> EXERCISE: From the entries that follow, list every line in which the string "Predicted" appears.

Dataset rows about figures
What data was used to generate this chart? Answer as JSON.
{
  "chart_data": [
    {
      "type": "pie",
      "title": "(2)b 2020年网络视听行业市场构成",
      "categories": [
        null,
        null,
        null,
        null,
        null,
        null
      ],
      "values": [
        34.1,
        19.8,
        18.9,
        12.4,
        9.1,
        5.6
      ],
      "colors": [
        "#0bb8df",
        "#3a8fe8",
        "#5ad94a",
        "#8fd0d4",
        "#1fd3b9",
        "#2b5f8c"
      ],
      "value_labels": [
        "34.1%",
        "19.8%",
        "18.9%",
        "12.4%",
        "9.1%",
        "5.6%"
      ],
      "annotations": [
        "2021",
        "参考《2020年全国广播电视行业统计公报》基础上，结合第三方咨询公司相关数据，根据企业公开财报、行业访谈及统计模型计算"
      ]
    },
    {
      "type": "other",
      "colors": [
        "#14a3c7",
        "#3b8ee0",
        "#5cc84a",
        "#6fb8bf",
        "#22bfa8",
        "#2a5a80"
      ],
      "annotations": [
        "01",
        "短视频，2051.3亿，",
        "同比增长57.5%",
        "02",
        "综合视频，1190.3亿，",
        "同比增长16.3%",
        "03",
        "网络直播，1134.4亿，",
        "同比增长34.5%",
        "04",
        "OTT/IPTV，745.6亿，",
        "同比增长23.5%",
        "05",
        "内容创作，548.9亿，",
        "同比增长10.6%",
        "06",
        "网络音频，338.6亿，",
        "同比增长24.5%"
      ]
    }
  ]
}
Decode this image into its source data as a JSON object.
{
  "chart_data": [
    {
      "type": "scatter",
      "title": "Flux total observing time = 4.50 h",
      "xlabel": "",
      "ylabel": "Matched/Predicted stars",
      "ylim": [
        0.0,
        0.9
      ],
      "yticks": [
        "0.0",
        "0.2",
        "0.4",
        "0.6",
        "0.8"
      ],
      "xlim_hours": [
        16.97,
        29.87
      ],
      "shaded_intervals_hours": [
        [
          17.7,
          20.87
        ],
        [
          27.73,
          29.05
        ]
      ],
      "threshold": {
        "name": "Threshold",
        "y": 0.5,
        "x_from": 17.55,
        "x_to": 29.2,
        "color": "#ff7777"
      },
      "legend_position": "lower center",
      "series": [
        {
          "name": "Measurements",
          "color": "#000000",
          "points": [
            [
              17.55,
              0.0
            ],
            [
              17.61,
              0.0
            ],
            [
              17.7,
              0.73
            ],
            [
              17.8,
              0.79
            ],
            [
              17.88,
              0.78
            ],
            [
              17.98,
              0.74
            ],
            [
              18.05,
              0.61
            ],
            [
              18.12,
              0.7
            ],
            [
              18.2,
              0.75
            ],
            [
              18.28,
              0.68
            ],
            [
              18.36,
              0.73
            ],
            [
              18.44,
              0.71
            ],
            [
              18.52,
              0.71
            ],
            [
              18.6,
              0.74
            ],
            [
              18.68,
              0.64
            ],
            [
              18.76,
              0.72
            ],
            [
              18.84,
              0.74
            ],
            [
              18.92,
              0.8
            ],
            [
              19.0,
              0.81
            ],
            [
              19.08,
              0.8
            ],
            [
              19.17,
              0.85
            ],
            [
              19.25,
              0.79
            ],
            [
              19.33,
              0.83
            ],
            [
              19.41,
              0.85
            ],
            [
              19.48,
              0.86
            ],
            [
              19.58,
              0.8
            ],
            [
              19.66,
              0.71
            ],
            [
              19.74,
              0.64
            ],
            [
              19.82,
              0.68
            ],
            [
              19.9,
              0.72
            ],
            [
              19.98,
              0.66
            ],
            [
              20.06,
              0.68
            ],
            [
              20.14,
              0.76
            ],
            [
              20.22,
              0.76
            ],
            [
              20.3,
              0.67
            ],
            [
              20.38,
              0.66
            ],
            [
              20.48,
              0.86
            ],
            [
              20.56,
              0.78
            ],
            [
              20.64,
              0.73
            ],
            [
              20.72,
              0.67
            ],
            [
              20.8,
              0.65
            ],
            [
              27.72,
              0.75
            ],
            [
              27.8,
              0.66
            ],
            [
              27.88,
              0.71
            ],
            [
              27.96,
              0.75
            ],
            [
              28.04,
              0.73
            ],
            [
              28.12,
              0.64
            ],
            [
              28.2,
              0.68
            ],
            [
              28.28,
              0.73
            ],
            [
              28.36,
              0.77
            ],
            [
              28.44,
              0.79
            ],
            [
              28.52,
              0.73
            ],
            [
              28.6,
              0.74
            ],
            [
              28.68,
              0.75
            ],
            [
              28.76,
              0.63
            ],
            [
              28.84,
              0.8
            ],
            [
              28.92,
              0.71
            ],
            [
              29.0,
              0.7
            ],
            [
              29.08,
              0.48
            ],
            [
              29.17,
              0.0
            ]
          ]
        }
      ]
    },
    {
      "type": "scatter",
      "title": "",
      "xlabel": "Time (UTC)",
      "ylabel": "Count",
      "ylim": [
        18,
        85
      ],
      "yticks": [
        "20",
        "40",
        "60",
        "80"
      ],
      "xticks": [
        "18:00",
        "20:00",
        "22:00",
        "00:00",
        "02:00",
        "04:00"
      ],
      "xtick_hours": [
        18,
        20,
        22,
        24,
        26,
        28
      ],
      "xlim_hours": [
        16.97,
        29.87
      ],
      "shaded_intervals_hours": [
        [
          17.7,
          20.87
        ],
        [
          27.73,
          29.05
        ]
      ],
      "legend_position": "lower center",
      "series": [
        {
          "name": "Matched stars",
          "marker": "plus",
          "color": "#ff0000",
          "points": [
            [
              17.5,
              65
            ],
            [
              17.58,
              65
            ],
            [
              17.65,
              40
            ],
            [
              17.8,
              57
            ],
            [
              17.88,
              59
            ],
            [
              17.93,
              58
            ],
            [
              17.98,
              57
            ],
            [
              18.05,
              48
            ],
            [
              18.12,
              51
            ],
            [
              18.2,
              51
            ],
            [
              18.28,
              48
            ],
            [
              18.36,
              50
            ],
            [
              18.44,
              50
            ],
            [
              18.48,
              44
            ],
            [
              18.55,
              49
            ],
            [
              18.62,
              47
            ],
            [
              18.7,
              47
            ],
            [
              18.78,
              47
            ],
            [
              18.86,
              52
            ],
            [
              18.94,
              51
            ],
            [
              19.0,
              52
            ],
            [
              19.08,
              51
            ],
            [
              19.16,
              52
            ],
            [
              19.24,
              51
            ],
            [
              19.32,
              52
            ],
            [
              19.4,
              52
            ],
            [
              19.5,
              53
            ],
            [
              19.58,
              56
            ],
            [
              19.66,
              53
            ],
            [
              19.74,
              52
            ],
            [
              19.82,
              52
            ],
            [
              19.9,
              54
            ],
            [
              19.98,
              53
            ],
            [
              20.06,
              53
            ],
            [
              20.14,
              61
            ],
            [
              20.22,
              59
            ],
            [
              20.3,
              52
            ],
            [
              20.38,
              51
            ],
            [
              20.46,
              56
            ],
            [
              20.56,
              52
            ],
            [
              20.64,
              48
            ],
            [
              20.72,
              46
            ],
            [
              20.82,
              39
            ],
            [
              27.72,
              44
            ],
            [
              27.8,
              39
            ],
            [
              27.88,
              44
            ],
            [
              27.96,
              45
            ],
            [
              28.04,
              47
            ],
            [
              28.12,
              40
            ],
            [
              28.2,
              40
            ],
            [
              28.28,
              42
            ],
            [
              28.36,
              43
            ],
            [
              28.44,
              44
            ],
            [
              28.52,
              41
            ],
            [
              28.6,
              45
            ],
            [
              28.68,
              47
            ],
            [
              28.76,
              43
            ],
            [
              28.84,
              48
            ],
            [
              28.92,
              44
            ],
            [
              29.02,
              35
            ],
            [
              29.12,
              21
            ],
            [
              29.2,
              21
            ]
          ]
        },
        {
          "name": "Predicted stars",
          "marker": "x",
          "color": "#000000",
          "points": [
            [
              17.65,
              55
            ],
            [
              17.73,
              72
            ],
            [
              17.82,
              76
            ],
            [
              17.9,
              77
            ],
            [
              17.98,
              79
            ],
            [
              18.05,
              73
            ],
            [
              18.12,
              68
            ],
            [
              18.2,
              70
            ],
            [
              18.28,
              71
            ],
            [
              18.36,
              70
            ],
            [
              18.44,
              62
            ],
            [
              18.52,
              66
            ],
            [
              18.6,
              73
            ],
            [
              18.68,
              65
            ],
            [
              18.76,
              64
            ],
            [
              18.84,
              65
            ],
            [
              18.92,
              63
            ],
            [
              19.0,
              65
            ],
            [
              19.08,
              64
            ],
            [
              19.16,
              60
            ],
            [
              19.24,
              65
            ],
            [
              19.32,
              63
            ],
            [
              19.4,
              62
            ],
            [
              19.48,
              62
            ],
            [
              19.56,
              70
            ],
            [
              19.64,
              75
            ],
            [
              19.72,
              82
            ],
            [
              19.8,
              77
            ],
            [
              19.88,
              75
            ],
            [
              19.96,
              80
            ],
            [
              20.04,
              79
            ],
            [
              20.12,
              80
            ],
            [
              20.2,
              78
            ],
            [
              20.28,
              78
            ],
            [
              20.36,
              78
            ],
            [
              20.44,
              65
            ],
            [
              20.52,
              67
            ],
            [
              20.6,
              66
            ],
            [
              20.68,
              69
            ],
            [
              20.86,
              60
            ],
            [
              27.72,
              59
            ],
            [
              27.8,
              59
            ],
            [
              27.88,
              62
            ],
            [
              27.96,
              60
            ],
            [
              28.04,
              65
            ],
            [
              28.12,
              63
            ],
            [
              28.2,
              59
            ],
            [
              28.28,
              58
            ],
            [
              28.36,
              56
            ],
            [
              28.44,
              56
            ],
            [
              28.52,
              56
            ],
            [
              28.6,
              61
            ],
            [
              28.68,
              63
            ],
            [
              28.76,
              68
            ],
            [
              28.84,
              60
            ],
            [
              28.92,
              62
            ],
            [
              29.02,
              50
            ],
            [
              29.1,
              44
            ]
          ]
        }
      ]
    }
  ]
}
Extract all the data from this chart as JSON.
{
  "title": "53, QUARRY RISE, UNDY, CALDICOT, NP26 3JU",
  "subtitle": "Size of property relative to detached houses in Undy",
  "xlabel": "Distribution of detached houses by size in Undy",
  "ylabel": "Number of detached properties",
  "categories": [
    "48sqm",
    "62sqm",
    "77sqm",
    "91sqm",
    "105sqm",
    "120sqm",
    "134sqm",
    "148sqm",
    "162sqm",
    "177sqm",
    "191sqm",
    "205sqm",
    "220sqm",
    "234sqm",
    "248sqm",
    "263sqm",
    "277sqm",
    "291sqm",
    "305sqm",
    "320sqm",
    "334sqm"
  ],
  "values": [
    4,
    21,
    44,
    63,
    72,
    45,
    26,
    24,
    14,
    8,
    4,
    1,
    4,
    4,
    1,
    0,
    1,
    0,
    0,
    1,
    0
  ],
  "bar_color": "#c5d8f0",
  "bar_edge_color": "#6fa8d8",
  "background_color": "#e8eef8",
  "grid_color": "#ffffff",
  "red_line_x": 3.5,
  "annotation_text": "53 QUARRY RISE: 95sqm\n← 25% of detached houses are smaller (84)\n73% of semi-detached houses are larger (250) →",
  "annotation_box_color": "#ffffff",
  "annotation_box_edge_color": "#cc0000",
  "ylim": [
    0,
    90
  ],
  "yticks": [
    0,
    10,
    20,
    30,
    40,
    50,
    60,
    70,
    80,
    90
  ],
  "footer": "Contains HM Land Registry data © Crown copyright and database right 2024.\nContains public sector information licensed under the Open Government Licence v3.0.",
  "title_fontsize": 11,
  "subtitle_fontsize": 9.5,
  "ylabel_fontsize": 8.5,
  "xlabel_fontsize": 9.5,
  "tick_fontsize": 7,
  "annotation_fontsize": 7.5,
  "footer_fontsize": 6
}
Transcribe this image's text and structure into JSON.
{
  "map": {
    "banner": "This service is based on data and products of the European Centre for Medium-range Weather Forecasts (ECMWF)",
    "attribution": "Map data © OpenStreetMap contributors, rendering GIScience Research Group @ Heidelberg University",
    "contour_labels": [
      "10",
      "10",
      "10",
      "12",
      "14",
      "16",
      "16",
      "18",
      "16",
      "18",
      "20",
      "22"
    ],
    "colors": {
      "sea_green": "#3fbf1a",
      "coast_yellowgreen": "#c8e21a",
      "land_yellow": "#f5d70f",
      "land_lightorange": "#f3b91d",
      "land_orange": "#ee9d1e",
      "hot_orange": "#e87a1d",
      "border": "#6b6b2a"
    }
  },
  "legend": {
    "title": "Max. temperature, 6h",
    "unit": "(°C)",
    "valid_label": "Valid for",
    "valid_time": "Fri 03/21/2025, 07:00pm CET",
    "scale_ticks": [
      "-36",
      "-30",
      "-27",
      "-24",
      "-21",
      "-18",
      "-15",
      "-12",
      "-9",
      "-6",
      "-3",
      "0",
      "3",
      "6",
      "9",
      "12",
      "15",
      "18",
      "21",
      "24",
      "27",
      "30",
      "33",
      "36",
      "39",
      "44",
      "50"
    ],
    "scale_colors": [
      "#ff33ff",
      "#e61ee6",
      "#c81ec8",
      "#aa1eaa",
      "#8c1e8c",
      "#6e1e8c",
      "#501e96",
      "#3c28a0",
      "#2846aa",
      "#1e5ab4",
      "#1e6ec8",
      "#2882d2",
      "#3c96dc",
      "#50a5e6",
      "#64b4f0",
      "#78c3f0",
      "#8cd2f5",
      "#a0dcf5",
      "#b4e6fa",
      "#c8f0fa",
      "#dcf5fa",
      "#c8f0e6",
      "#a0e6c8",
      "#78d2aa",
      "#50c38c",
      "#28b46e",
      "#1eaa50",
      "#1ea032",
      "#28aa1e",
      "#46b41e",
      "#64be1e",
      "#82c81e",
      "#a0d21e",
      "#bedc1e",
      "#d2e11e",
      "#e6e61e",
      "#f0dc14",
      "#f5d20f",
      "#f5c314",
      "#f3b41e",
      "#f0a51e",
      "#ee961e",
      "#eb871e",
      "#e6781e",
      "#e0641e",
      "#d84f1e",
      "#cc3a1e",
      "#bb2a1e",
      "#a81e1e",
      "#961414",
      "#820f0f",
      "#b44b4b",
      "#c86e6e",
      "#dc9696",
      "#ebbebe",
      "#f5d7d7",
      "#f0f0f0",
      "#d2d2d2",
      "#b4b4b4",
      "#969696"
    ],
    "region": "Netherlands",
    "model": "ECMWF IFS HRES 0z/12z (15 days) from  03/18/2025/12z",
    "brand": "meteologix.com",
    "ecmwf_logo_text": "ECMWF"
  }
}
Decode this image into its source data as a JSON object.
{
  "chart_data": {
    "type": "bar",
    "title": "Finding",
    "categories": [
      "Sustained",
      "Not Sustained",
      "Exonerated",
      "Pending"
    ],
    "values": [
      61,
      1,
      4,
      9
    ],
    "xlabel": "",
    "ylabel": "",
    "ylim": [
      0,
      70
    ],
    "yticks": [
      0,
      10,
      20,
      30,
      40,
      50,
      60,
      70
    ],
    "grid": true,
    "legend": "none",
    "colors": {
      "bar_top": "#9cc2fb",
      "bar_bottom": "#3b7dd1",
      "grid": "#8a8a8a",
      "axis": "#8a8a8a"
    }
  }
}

> OUTPUT FOR THIS EXERCISE:
      "ylabel": "Matched/Predicted stars",
          "name": "Predicted stars",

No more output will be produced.